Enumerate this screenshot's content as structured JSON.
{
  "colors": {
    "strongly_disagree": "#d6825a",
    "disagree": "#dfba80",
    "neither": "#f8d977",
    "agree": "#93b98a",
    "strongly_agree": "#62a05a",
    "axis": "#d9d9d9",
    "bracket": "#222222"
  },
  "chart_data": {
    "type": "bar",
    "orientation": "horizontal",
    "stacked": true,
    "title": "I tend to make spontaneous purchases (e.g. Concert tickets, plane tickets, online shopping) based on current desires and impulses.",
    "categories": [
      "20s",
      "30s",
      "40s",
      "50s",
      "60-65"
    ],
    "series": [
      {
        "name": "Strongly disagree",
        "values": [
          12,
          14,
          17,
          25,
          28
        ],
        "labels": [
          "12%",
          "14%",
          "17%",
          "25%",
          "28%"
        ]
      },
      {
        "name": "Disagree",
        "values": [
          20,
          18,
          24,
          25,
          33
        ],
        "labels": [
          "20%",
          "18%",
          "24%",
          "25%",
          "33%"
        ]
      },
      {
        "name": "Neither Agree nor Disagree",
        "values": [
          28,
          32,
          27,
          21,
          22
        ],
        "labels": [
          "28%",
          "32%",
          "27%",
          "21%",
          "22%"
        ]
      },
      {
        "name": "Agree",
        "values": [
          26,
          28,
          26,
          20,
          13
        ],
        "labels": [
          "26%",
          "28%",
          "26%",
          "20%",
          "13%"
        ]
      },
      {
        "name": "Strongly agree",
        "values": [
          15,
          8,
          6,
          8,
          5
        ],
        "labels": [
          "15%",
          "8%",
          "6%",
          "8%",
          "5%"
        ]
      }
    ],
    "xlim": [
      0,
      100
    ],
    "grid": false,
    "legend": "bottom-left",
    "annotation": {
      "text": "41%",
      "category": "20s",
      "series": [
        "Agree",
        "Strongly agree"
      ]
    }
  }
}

## STATED TASK
Using the listing, say how many lines include the word "name", and add nothing else.

## FINAL RESULT
5